Berdasarkan kutipan tentang jenis KTI di bawah, jawablah pertanyaan berikut.
(a) Siapa yang biasa disebut "pemakalah"?
(b) Ciri-ciri apa saja yang dimiliki makalah sebagai karya ilmiah?
(c) Dalam kegiatan apa kertas kerja layak dipakai sebagai bahan sajian?
━━ KUTIPAN TEKS ━━
B.Apa saja jenis KTI itu?
Terdapat berbagai jenis KTI yang selama ini sering kita jumpai, yaitu makalah, kertas kerja, artikel, laporan penelitian, skripsi, tesis, dan disertasi. Apa perbedaannya?
Makalah adalah karya tulis ilmiah yang menyajikan suatu masalah dalam bidang tertentu yang pembahasaanya berdasarkan data empiris dan objektif di lapangan, dan yang penyajianya mengikuti proses berpikir deduktif atau induktif. Makalah biasanya disusun oleh seseorang (termasuk Anda sebaai guru) ketika ditunjuk sebagai nara sumber dalam suatu seminar, diskusi, atau forum ilmiah lainnya. Oleh karena itu, nara sumber tersebut biasa disebut ”pemakalah”. Dengan demikian, walaupun merupakan bentuk paling sederhana di antara karya tulis yang ada, makalah juga memiliki ciri-ciri sebagai karya ilmiah, yaitu objektif, netral, faktual, sistemis, dan logis.
Kertas kerja, seperti halnya makalah, juga karya ilmiah yang menyajikan bidang tertentu yang pembahasannya berdasarkan data empiris dan objektif di lapangan, dan penyajiannya mengikuti proses berpikir deduktif atau induktif. Hanya saja, analisis dalam kertas kerja lebih mendalam dan aplikatif. Karena sifat analisis yang demikian, kertas kerja ini layak dipakai sebagai bahan sajian dalam lokakarya (sanggar kerja, work shop).
━━━
━━ BARIS YANG DIBERIKAN ━━
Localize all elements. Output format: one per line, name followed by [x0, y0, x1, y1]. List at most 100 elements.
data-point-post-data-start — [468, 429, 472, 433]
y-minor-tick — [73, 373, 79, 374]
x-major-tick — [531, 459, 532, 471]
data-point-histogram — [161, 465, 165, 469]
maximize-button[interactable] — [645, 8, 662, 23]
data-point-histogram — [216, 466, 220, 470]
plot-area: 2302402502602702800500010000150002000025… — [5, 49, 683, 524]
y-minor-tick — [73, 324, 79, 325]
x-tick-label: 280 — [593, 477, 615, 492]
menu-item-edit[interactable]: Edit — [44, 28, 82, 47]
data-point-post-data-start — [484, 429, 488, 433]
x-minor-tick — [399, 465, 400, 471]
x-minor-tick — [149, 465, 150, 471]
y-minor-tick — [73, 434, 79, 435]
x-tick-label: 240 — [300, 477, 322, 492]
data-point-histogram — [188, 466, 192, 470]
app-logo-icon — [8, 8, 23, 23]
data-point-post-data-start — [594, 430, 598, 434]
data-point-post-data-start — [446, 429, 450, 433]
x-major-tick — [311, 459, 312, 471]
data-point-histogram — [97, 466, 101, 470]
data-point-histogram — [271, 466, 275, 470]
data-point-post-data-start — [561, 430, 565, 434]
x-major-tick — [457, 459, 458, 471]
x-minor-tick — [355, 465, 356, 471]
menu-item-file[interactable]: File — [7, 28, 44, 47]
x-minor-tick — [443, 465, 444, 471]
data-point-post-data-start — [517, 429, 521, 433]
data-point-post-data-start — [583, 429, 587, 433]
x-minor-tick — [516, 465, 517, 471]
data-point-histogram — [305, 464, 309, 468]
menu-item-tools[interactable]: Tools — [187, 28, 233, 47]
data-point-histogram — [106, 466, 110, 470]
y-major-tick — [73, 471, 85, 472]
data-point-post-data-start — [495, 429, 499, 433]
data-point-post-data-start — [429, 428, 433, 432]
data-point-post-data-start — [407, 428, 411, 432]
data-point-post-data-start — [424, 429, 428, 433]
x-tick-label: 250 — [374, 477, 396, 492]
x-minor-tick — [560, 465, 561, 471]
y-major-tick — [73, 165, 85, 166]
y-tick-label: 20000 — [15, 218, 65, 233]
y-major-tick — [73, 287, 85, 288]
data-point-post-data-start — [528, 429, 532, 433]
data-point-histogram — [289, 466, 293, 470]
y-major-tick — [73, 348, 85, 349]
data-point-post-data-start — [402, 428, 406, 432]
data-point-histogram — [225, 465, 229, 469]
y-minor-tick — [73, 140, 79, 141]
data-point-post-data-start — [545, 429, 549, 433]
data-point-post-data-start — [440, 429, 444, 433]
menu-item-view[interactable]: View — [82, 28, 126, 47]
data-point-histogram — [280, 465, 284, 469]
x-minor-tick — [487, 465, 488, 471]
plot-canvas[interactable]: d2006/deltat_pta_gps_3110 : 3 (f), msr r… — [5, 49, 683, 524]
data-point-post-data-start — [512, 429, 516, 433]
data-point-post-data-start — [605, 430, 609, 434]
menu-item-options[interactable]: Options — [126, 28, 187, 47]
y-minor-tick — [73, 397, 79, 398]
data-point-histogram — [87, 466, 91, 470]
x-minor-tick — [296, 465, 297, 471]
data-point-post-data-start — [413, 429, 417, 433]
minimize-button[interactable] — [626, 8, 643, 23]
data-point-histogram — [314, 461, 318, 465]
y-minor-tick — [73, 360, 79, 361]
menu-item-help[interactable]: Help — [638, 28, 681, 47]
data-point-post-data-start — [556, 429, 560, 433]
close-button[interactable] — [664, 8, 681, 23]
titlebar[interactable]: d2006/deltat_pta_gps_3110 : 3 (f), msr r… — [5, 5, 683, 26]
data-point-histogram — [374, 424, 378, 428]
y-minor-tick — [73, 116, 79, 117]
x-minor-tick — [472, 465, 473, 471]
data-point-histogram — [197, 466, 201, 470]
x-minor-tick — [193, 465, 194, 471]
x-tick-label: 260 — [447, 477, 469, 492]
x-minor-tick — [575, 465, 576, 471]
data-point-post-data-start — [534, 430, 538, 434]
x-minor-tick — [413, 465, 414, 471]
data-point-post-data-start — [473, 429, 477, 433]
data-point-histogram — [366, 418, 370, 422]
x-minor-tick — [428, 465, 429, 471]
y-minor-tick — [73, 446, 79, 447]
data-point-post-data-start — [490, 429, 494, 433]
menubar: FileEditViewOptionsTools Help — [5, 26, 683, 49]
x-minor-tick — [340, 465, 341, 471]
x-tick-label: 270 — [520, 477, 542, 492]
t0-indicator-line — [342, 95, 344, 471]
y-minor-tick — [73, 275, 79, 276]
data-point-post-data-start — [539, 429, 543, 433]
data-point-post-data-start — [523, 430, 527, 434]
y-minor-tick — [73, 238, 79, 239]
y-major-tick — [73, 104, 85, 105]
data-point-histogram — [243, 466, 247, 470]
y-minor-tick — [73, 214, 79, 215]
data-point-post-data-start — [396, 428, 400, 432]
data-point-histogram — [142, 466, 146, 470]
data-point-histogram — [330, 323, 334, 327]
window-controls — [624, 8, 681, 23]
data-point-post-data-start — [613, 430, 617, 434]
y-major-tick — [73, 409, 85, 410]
━━━
PENYELESAIAN TUGAS:
(a) Yang biasa disebut "pemakalah" adalah nara sumber yang menyusun makalah ketika ditunjuk dalam suatu seminar, diskusi, atau forum ilmiah lainnya.
(b) Makalah memiliki ciri-ciri objektif, netral, faktual, sistemis, dan logis.
(c) Kertas kerja layak dipakai sebagai bahan sajian dalam lokakarya (sanggar kerja, work shop).